Challenge =>
Below are entries; tally how many lines hold the string "动词词尾" and answer with only that figure.

===== Dataset content

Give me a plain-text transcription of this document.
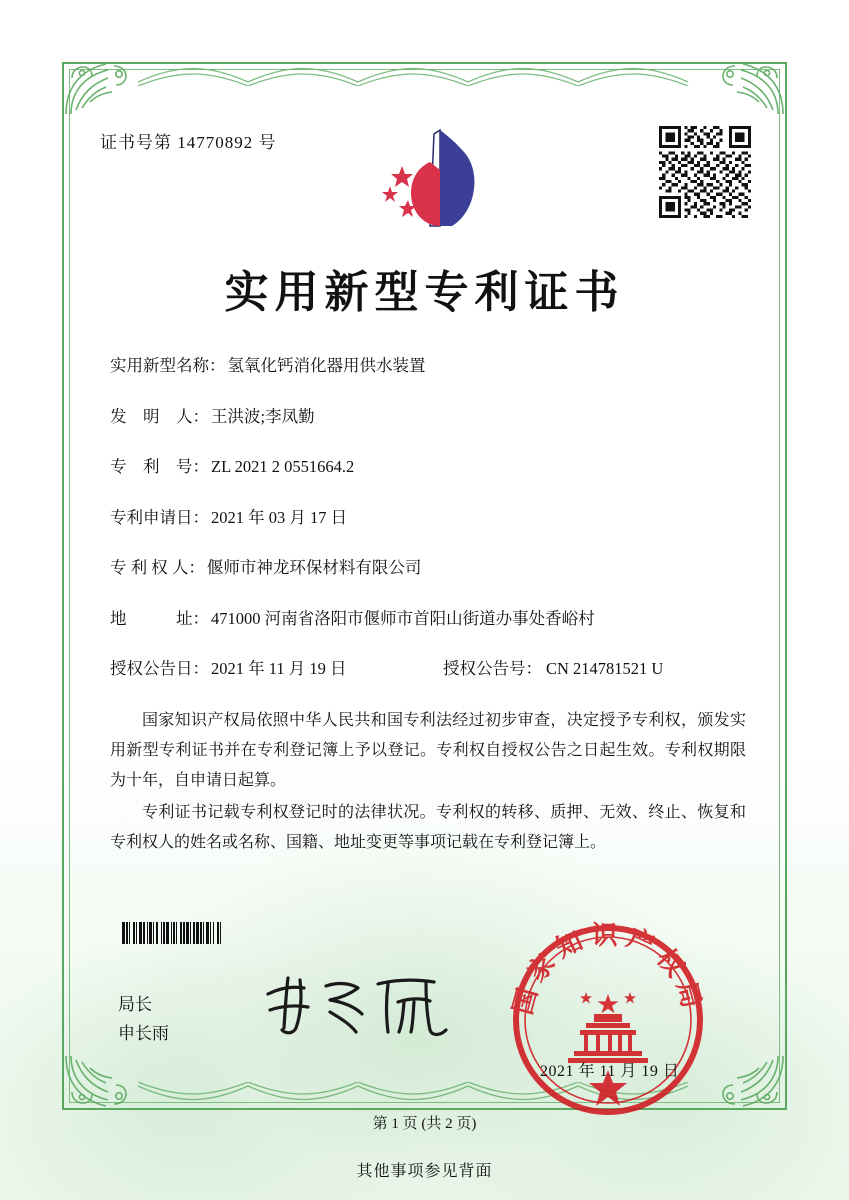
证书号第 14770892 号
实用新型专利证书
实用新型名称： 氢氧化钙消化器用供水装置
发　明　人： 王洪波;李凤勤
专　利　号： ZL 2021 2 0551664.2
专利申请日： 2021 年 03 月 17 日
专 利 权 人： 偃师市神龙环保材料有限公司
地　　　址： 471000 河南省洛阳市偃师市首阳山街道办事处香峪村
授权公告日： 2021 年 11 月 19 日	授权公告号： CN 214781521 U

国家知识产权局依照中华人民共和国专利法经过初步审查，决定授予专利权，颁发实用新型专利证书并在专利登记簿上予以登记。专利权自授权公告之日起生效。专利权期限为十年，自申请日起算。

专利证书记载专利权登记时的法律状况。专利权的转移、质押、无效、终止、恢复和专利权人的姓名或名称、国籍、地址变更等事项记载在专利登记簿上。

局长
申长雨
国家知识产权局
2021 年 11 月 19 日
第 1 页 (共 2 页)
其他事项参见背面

==========
===== Dataset content

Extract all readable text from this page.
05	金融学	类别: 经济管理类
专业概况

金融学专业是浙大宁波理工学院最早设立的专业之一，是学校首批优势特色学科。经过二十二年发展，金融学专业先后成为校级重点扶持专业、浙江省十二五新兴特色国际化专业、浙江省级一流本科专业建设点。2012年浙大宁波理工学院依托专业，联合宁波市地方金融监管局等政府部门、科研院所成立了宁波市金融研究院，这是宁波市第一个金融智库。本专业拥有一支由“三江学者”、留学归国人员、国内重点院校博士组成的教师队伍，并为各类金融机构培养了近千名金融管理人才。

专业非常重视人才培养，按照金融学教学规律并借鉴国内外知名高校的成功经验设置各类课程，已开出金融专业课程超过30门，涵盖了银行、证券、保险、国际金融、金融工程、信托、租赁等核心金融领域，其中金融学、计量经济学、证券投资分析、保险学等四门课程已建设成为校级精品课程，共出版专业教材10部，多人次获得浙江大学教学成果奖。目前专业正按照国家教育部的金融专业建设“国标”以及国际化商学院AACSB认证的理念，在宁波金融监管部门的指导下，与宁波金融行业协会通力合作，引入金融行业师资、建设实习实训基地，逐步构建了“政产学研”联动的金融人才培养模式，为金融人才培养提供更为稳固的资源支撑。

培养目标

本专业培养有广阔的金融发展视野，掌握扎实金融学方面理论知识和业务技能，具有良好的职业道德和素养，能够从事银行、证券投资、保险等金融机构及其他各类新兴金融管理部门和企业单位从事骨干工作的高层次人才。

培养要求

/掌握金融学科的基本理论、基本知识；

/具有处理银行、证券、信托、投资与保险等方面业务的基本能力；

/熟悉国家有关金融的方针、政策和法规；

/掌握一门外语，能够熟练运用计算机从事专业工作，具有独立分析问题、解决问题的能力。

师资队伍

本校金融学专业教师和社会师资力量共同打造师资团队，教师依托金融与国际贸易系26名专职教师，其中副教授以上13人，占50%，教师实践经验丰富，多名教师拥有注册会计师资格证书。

==========
===== Dataset content

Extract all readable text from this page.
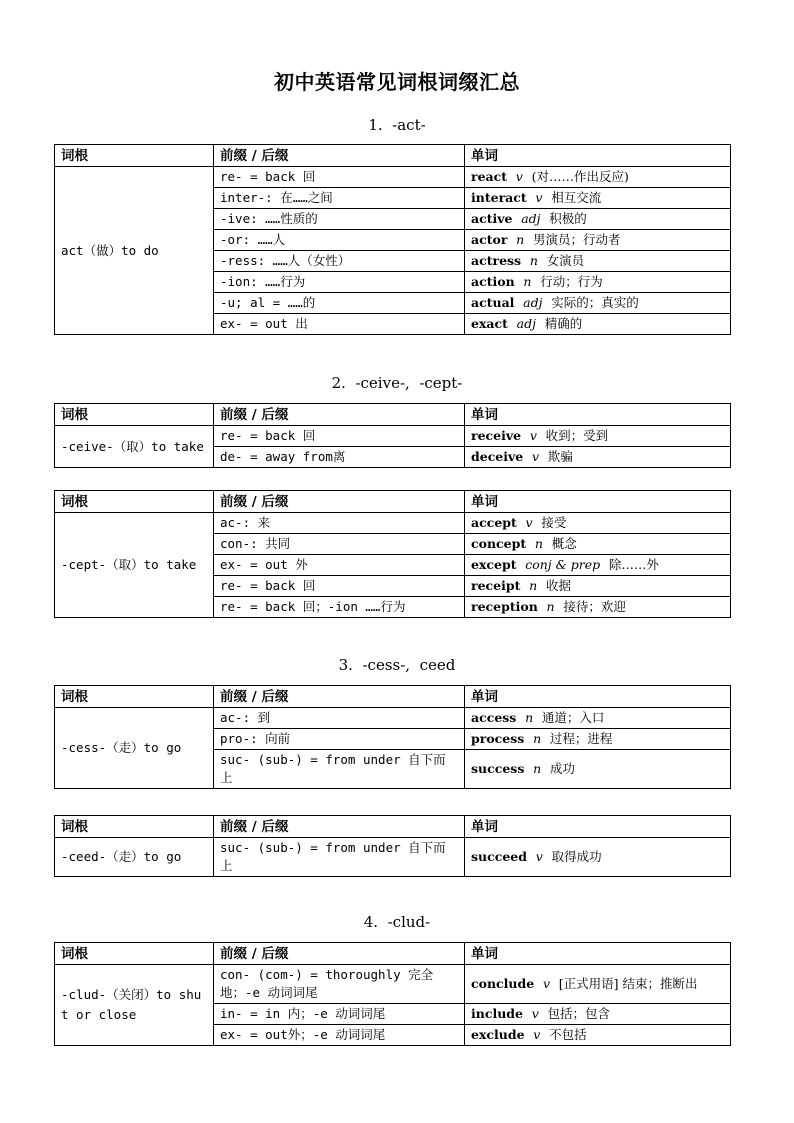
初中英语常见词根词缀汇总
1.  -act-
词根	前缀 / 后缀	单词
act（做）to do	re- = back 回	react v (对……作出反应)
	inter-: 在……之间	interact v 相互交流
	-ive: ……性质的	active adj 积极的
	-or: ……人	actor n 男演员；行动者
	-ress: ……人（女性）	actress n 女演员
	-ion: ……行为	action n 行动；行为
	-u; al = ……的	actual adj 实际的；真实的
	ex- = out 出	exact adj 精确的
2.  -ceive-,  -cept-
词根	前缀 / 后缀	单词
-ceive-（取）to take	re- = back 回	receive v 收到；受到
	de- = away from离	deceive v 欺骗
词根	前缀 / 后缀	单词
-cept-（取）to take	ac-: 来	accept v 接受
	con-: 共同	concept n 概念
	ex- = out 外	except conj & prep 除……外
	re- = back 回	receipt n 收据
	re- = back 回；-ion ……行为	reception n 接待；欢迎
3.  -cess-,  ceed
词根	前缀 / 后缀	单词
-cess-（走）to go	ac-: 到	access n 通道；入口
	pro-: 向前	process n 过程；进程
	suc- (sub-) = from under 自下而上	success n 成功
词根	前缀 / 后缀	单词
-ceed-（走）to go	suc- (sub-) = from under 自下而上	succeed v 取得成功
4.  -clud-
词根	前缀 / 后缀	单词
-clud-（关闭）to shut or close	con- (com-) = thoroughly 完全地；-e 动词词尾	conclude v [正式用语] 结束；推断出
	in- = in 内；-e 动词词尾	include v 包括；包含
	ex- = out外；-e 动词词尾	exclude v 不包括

==========

Answer =>
3